(Selected passage)

** Begin **

Post by CTGull on May 2, 2021 16:44:37 GMT -5
His story - I started playing guitar fairly young around age 10, I'm 24 now. My first guitar was a crappy First Act starter pack. I would bring it to Thanksgiving and family gatherings at my grandparents’ house to play for them and seeing that I was starting to progress. My great aunt gave me an old acoustic she had laying around that use to be my great grandfathers, a Harmony H1260. I played the H1260 for a few years, learning to play on the ludicrously high action. I played a couple of middle school talent shows on it until I finally upgraded. I used the Harmony mainly for slide jams, from then on until rarely playing it at all. I recently thought about this guitar and pulled it out. I it sounded great even on the dead strings. I thought, man this guitar would be killer all fixed up, so I asked for people’s opinions in a Facebook Harmony group. Which led me to today where Dave is kindly fixing it up after almost 15 years of me owning it. I'm super pumped to play it soon, can’t wait to see how it turns out!!!!
My story - I met him part way in a Wendy's parking lot. It was probably the nicest weather we've had so far this Spring. I brought my beat up late 60's H1260 for him to play. I had previously done a neck reset and fixed a bunch of cracks. yamahavintagefg.boards.net/thread/248/late-harmony-sovereign-h1260-repair He was very impressed with the sound and playability.

** End **

(Work to complete)
(A) Do these statements agree with the guitar forum post? (i) The first guitar in his story was a Harmony H1260. (ii) The meeting took place in a Wendy's parking lot. (iii) The poster's own H1260 had already had a neck reset. Answer yes or no for each, quoting the deciding words.
(B) Can you sum up the guitar forum post in two sentences?
(C) Write what comes next in the guitar forum post, picking up after its final sentence.

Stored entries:
** Begin **

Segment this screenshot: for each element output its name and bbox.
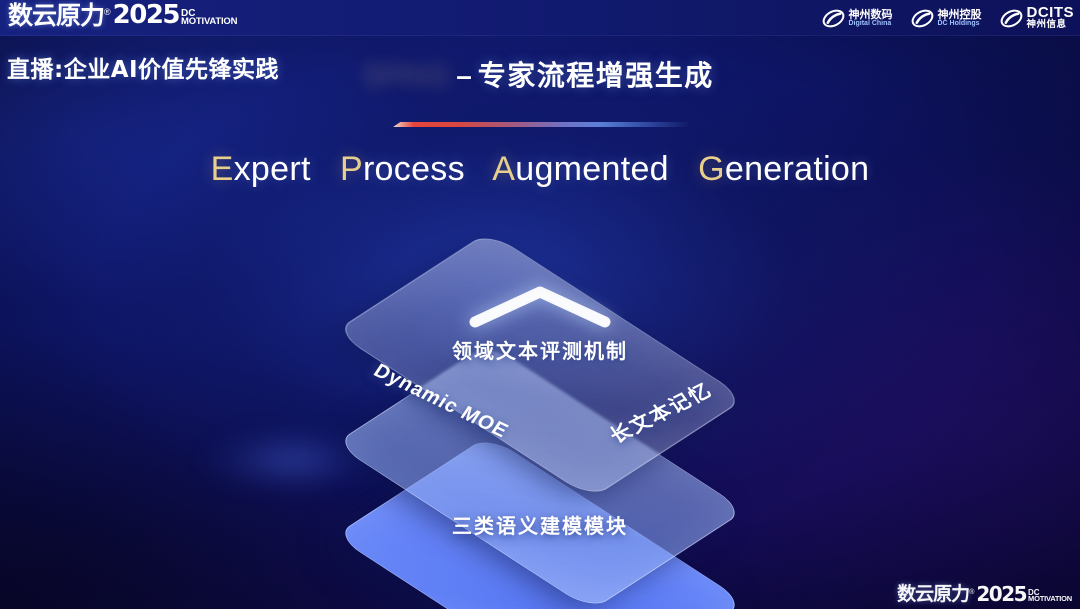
partner-name-cn: 神州数码 — [849, 9, 893, 20]
brand-logo: 数云原力 ® 2025 DC MOTIVATION — [8, 2, 237, 28]
subtitle-cap: P — [340, 150, 363, 188]
subtitle-space — [475, 150, 485, 188]
subtitle-word-generation: Generation — [698, 150, 869, 188]
swoosh-logo-icon — [1000, 7, 1023, 30]
subtitle-word-expert: Expert — [211, 150, 311, 188]
brand-dc-motivation: DC MOTIVATION — [181, 9, 237, 27]
partner-name-en: DC Holdings — [938, 20, 982, 27]
layered-architecture-diagram: 领域文本评测机制 Dynamic MOE 长文本记忆 三类语义建模模块 — [250, 205, 830, 585]
watermark-name-cn: 数云原力 — [897, 585, 969, 604]
title-divider — [393, 122, 688, 127]
partner-label: DCITS 神州信息 — [1027, 5, 1075, 30]
subtitle-rest: eneration — [725, 150, 869, 188]
subtitle-rest: xpert — [234, 150, 311, 188]
brand-watermark: 数云原力 ® 2025 DC MOTIVATION — [897, 584, 1072, 604]
chevron-up-icon — [465, 280, 615, 332]
subtitle-word-process: Process — [340, 150, 465, 188]
subtitle-word-augmented: Augmented — [492, 150, 669, 188]
swoosh-logo-icon — [911, 7, 934, 30]
partner-logo-digital-china: 神州数码 Digital China — [822, 7, 893, 30]
partner-name-cn: 神州信息 — [1027, 20, 1075, 30]
subtitle-cap: A — [492, 150, 515, 188]
partner-name-cn: 神州控股 — [938, 9, 982, 20]
partner-label: 神州控股 DC Holdings — [938, 9, 982, 27]
swoosh-logo-icon — [822, 7, 845, 30]
subtitle-cap: E — [211, 150, 234, 188]
live-broadcast-title: 直播:企业AI价值先锋实践 — [7, 50, 279, 84]
partner-label: 神州数码 Digital China — [849, 9, 893, 27]
subtitle-rest: ugmented — [515, 150, 669, 188]
watermark-motivation-label: MOTIVATION — [1028, 596, 1072, 603]
brand-motivation-label: MOTIVATION — [181, 18, 237, 27]
watermark-registered-mark: ® — [969, 589, 974, 596]
partner-name-en: Digital China — [849, 20, 893, 27]
divider-bar — [393, 122, 688, 127]
watermark-year: 2025 — [976, 584, 1026, 604]
watermark-dc-motivation: DC MOTIVATION — [1028, 589, 1072, 603]
subtitle-space — [679, 150, 689, 188]
title-chinese: 专家流程增强生成 — [478, 59, 714, 92]
partner-logo-group: 神州数码 Digital China 神州控股 DC Holdings — [822, 4, 1075, 32]
title-acronym: EPAG — [366, 60, 450, 92]
subtitle-cap: G — [698, 150, 725, 188]
slide-canvas: 数云原力 ® 2025 DC MOTIVATION 直播:企业AI价值先锋实践 … — [0, 0, 1080, 609]
subtitle-space — [320, 150, 330, 188]
partner-logo-dcits: DCITS 神州信息 — [1000, 5, 1075, 30]
brand-name-cn: 数云原力 — [8, 3, 104, 28]
subtitle: Expert Process Augmented Generation — [0, 150, 1080, 189]
subtitle-rest: rocess — [363, 150, 465, 188]
brand-year: 2025 — [113, 2, 179, 28]
brand-registered-mark: ® — [104, 7, 111, 17]
partner-logo-dc-holdings: 神州控股 DC Holdings — [911, 7, 982, 30]
title-dash: – — [456, 60, 472, 91]
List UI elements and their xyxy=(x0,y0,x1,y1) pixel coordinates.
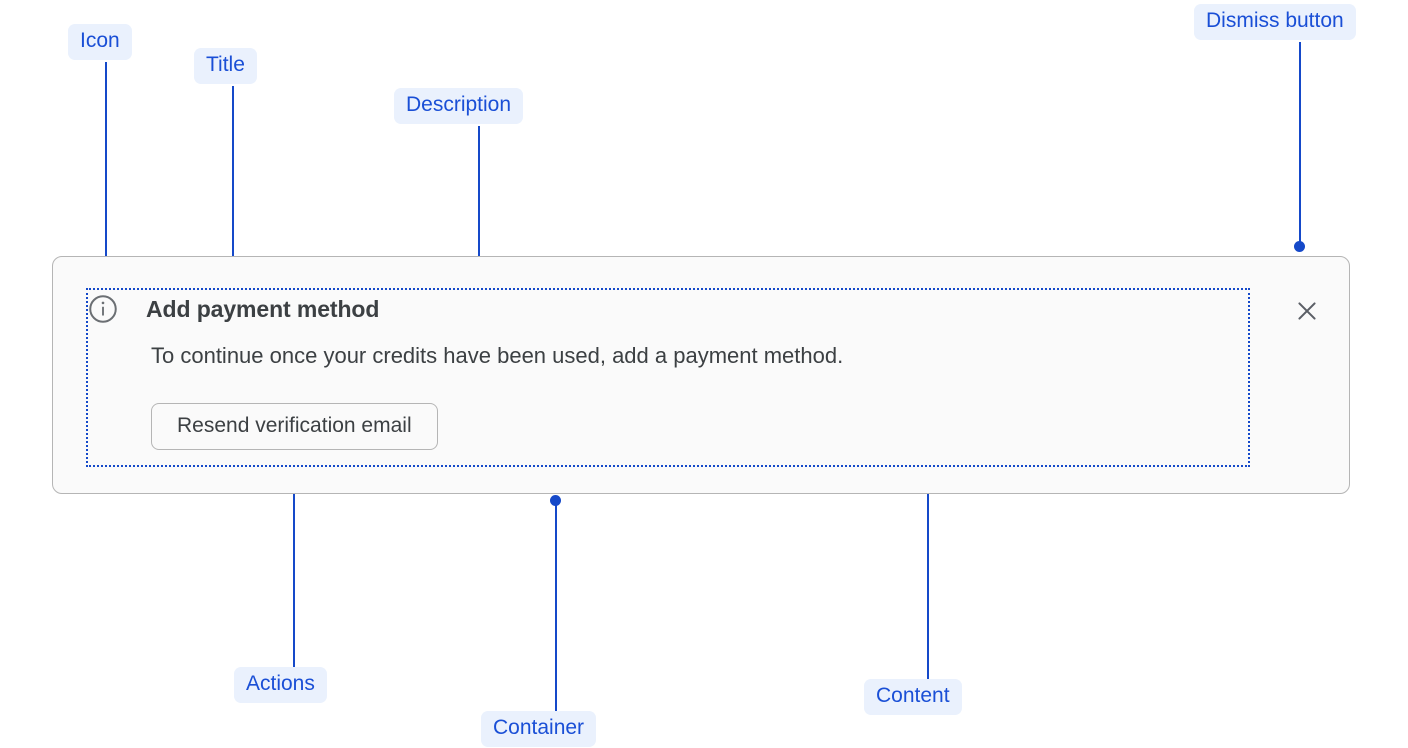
info-circle-icon xyxy=(88,294,118,324)
annotation-leader-content xyxy=(927,471,929,679)
close-icon xyxy=(1294,298,1320,324)
annotation-label-content: Content xyxy=(864,679,962,715)
resend-verification-email-button[interactable]: Resend verification email xyxy=(151,403,438,450)
annotation-label-icon: Icon xyxy=(68,24,132,60)
alert-content: Add payment method To continue once your… xyxy=(86,288,1250,467)
dismiss-button[interactable] xyxy=(1290,294,1324,328)
annotation-label-description: Description xyxy=(394,88,523,124)
alert-container: Add payment method To continue once your… xyxy=(52,256,1350,494)
annotation-leader-container xyxy=(555,504,557,711)
annotation-label-dismiss: Dismiss button xyxy=(1194,4,1356,40)
annotation-leader-dismiss xyxy=(1299,42,1301,248)
alert-description: To continue once your credits have been … xyxy=(151,343,843,369)
annotation-label-container: Container xyxy=(481,711,596,747)
alert-actions: Resend verification email xyxy=(151,403,438,450)
alert-title: Add payment method xyxy=(146,296,379,323)
annotation-dot-container xyxy=(550,495,561,506)
annotation-leader-icon xyxy=(105,62,107,272)
annotation-dot-dismiss xyxy=(1294,241,1305,252)
alert-header-row: Add payment method xyxy=(88,294,379,324)
annotation-label-title: Title xyxy=(194,48,257,84)
annotation-label-actions: Actions xyxy=(234,667,327,703)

** End **

(Expected results)
(A)
(i) No: "My first guitar was a crappy First Act starter pack."
(ii) Yes: "I met him part way in a Wendy's parking lot."
(iii) Yes: "I had previously done a neck reset and fixed a bunch of cracks."

(B) A 24-year-old who started playing guitar at around 10 was given a Harmony H1260 that had belonged to his great grandfather, played it for years, and after asking for opinions in a Facebook Harmony group is having Dave fix it up after almost 15 years of owning it. The poster met him in a Wendy's parking lot with a late 60's H1260 that had already had a neck reset and crack repairs, and he was very impressed with its sound and playability.

(C)
Judging by the headstock markings and the lack of a date code I'd say it's another late 60's model like mine. The GOOD - It's in A LOT better condition than mine. There's just s few small dings and many fingerprints. The bridge looks mint and solid to the top, the saddle sticks out .05" at both E's. The 1st & second frets have a little wear, but the rest are mint. The pickguard is half off. The BAD - The headstock has a repaired crack, but it looks solid. With zero neck relief and full string tension the neck projects to the bottom of the bridge, about 5/16" below the top. One of the worst I've seen. The action for both E's is a little over 3/16". With full string tension the fine cracks on the sides of heel open up more, and there are fine cracks under the fretboard.
With the strings removed the neck projection was still very low at 9/32" below the top of the bridge. I removed the nut, it was well glued in, taking a little of the neck wood with it. I'll try to remove that tomorrow and glue it back. Then I removed the saddle, glued in as usual, I used a hair dryer to soften the glue and pried it out by using a toothpick under it as a wedge, it snapped 1/4" from removing it. So close! I'll be replacing the plastic nut & saddle, so it doesn't matter, although I'll have to clean the glue out of the slots.
I used a heat shield and halogen light to loosen the fretboard. Then I noticed the neck was loose in the pocket but it wouldn't come out. I put the guitar in the neck jig and used some pressure to pop it out. A rare neck removal without steam! No removing the 15th fret, swollen wood, or having to wait for it to dry for a day or 2. There was A LOT of glue in the neck pocket! As usual. An interference somewhere has kept the neck from popping off. I used a chisel to clean up the neck and neck block dovetails.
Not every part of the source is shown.